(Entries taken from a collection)
- - - - -

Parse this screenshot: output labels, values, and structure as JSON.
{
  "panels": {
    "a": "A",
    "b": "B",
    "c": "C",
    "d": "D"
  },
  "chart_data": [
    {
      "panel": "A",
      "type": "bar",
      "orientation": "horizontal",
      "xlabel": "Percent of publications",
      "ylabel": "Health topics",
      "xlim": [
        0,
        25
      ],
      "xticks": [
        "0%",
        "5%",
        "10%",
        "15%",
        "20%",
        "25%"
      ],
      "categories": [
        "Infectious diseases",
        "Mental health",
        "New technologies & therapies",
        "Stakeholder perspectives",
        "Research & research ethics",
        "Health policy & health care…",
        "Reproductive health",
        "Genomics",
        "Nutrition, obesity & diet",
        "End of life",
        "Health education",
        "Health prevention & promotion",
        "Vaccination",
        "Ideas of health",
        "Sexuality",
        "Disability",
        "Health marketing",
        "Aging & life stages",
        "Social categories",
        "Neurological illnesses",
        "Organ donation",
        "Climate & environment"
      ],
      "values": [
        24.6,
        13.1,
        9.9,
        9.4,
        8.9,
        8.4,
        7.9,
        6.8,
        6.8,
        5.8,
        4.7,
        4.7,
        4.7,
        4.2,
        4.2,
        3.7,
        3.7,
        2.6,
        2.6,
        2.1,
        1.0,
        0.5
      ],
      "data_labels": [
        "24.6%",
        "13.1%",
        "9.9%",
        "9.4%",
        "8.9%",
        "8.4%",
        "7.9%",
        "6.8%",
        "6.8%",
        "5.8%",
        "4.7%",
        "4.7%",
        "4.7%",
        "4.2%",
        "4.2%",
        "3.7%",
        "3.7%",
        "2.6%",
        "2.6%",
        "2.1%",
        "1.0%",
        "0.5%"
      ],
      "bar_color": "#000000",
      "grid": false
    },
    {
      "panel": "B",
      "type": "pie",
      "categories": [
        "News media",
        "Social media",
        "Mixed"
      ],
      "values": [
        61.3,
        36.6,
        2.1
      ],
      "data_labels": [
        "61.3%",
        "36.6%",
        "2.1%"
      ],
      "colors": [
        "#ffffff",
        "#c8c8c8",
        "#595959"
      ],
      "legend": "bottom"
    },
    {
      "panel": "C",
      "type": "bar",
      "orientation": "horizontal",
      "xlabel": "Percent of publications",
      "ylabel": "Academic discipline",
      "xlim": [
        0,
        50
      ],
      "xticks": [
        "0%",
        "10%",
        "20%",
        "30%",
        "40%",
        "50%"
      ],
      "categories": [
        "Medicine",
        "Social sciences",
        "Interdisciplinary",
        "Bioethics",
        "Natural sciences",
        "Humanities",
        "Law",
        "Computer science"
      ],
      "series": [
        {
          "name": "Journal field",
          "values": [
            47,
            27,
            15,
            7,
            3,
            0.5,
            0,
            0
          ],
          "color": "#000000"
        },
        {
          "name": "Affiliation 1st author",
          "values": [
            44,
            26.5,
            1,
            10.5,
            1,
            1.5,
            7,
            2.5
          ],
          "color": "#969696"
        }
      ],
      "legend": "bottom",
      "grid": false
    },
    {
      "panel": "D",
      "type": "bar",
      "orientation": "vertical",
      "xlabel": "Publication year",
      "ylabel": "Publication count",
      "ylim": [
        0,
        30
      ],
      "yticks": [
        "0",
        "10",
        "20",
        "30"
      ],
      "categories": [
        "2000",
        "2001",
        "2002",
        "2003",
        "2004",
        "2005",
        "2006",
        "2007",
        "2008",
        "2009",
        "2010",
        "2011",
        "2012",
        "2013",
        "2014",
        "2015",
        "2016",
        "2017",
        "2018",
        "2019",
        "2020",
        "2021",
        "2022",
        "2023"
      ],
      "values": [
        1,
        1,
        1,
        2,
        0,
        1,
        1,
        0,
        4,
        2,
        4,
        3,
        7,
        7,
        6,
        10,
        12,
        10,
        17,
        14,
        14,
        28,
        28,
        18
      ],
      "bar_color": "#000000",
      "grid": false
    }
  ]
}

- - - - -

◆ Problem details ◆
Reproduce all of the entries above verbatim.

◆ Written answer ◆
Parse this screenshot: output labels, values, and structure as JSON.
{
  "panels": {
    "a": "A",
    "b": "B",
    "c": "C",
    "d": "D"
  },
  "chart_data": [
    {
      "panel": "A",
      "type": "bar",
      "orientation": "horizontal",
      "xlabel": "Percent of publications",
      "ylabel": "Health topics",
      "xlim": [
        0,
        25
      ],
      "xticks": [
        "0%",
        "5%",
        "10%",
        "15%",
        "20%",
        "25%"
      ],
      "categories": [
        "Infectious diseases",
        "Mental health",
        "New technologies & therapies",
        "Stakeholder perspectives",
        "Research & research ethics",
        "Health policy & health care…",
        "Reproductive health",
        "Genomics",
        "Nutrition, obesity & diet",
        "End of life",
        "Health education",
        "Health prevention & promotion",
        "Vaccination",
        "Ideas of health",
        "Sexuality",
        "Disability",
        "Health marketing",
        "Aging & life stages",
        "Social categories",
        "Neurological illnesses",
        "Organ donation",
        "Climate & environment"
      ],
      "values": [
        24.6,
        13.1,
        9.9,
        9.4,
        8.9,
        8.4,
        7.9,
        6.8,
        6.8,
        5.8,
        4.7,
        4.7,
        4.7,
        4.2,
        4.2,
        3.7,
        3.7,
        2.6,
        2.6,
        2.1,
        1.0,
        0.5
      ],
      "data_labels": [
        "24.6%",
        "13.1%",
        "9.9%",
        "9.4%",
        "8.9%",
        "8.4%",
        "7.9%",
        "6.8%",
        "6.8%",
        "5.8%",
        "4.7%",
        "4.7%",
        "4.7%",
        "4.2%",
        "4.2%",
        "3.7%",
        "3.7%",
        "2.6%",
        "2.6%",
        "2.1%",
        "1.0%",
        "0.5%"
      ],
      "bar_color": "#000000",
      "grid": false
    },
    {
      "panel": "B",
      "type": "pie",
      "categories": [
        "News media",
        "Social media",
        "Mixed"
      ],
      "values": [
        61.3,
        36.6,
        2.1
      ],
      "data_labels": [
        "61.3%",
        "36.6%",
        "2.1%"
      ],
      "colors": [
        "#ffffff",
        "#c8c8c8",
        "#595959"
      ],
      "legend": "bottom"
    },
    {
      "panel": "C",
      "type": "bar",
      "orientation": "horizontal",
      "xlabel": "Percent of publications",
      "ylabel": "Academic discipline",
      "xlim": [
        0,
        50
      ],
      "xticks": [
        "0%",
        "10%",
        "20%",
        "30%",
        "40%",
        "50%"
      ],
      "categories": [
        "Medicine",
        "Social sciences",
        "Interdisciplinary",
        "Bioethics",
        "Natural sciences",
        "Humanities",
        "Law",
        "Computer science"
      ],
      "series": [
        {
          "name": "Journal field",
          "values": [
            47,
            27,
            15,
            7,
            3,
            0.5,
            0,
            0
          ],
          "color": "#000000"
        },
        {
          "name": "Affiliation 1st author",
          "values": [
            44,
            26.5,
            1,
            10.5,
            1,
            1.5,
            7,
            2.5
          ],
          "color": "#969696"
        }
      ],
      "legend": "bottom",
      "grid": false
    },
    {
      "panel": "D",
      "type": "bar",
      "orientation": "vertical",
      "xlabel": "Publication year",
      "ylabel": "Publication count",
      "ylim": [
        0,
        30
      ],
      "yticks": [
        "0",
        "10",
        "20",
        "30"
      ],
      "categories": [
        "2000",
        "2001",
        "2002",
        "2003",
        "2004",
        "2005",
        "2006",
        "2007",
        "2008",
        "2009",
        "2010",
        "2011",
        "2012",
        "2013",
        "2014",
        "2015",
        "2016",
        "2017",
        "2018",
        "2019",
        "2020",
        "2021",
        "2022",
        "2023"
      ],
      "values": [
        1,
        1,
        1,
        2,
        0,
        1,
        1,
        0,
        4,
        2,
        4,
        3,
        7,
        7,
        6,
        10,
        12,
        10,
        17,
        14,
        14,
        28,
        28,
        18
      ],
      "bar_color": "#000000",
      "grid": false
    }
  ]
}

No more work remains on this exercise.